The task => Scan the entries below and extract each line with the word "breakdown" in it.

Record extracts =>
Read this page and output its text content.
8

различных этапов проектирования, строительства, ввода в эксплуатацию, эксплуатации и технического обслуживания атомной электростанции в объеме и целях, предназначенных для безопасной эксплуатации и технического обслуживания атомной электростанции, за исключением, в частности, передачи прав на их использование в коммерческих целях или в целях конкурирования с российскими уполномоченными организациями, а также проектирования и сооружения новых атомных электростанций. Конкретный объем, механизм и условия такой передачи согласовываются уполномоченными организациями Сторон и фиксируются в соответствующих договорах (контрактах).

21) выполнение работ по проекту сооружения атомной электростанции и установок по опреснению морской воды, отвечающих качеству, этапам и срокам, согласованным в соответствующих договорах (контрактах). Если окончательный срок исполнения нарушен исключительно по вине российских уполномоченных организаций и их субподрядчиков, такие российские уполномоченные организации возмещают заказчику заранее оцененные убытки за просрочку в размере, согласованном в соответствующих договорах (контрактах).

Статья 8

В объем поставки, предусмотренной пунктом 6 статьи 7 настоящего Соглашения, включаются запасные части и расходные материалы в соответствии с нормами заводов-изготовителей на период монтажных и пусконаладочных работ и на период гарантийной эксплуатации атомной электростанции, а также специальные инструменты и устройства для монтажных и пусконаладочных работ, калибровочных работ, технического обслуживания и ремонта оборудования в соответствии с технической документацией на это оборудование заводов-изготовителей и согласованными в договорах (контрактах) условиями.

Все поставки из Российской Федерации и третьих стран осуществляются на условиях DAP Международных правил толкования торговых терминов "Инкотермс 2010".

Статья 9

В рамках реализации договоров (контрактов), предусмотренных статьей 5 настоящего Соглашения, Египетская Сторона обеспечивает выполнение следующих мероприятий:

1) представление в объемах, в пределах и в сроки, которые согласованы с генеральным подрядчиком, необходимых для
* * *
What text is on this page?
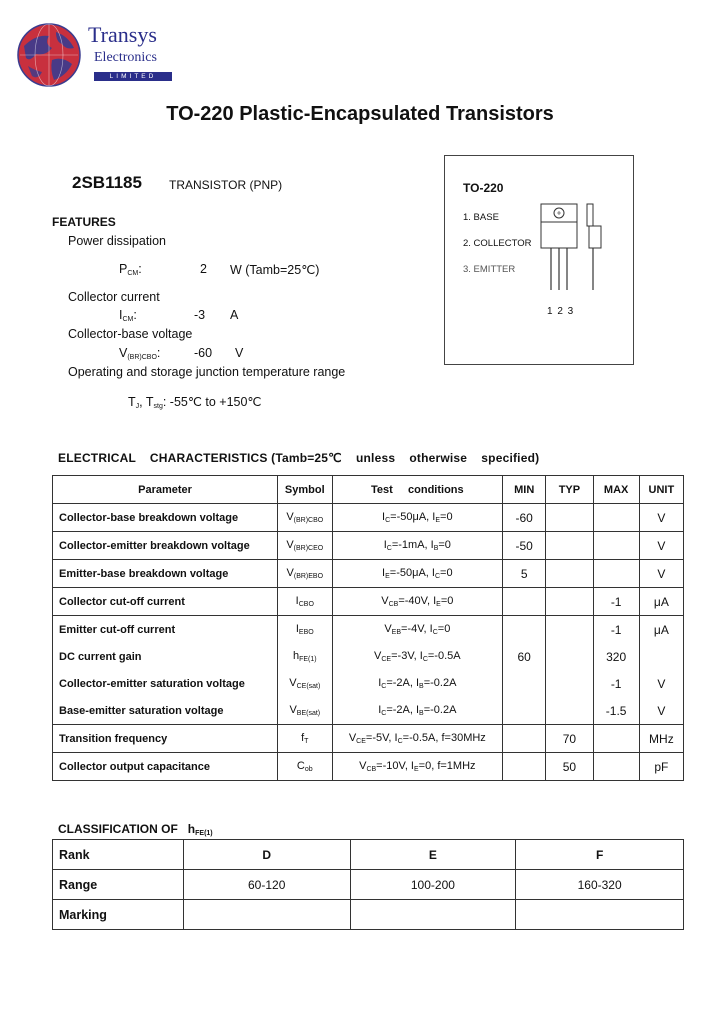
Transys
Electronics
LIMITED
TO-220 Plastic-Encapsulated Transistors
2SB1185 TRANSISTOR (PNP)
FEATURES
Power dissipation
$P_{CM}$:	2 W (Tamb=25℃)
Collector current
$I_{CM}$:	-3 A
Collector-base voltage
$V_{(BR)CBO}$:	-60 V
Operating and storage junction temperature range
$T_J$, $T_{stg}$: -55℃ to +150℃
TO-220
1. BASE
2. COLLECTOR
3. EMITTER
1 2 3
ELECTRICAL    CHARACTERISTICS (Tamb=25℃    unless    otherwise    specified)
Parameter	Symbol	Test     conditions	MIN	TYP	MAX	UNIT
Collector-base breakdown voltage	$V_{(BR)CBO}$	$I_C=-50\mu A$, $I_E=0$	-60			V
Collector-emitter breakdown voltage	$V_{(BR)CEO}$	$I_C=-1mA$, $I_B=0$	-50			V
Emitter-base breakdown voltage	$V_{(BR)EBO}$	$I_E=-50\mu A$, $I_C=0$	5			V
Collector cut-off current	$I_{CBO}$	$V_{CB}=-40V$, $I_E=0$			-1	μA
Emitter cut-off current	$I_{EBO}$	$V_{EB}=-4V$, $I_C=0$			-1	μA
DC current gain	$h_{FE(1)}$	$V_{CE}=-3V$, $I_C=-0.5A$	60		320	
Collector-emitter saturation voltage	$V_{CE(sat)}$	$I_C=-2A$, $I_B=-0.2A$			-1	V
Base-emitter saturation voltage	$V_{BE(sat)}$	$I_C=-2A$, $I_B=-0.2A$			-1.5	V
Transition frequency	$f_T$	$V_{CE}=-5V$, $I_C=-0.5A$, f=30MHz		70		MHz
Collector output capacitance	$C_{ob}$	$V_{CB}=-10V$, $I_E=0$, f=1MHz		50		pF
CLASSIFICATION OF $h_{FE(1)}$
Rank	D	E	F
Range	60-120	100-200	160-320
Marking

Exercise solution =>
Collector-base breakdown voltage	$V_{(BR)CBO}$	$I_C=-50\mu A$, $I_E=0$	-60			V
Collector-emitter breakdown voltage	$V_{(BR)CEO}$	$I_C=-1mA$, $I_B=0$	-50			V
Emitter-base breakdown voltage	$V_{(BR)EBO}$	$I_E=-50\mu A$, $I_C=0$	5			V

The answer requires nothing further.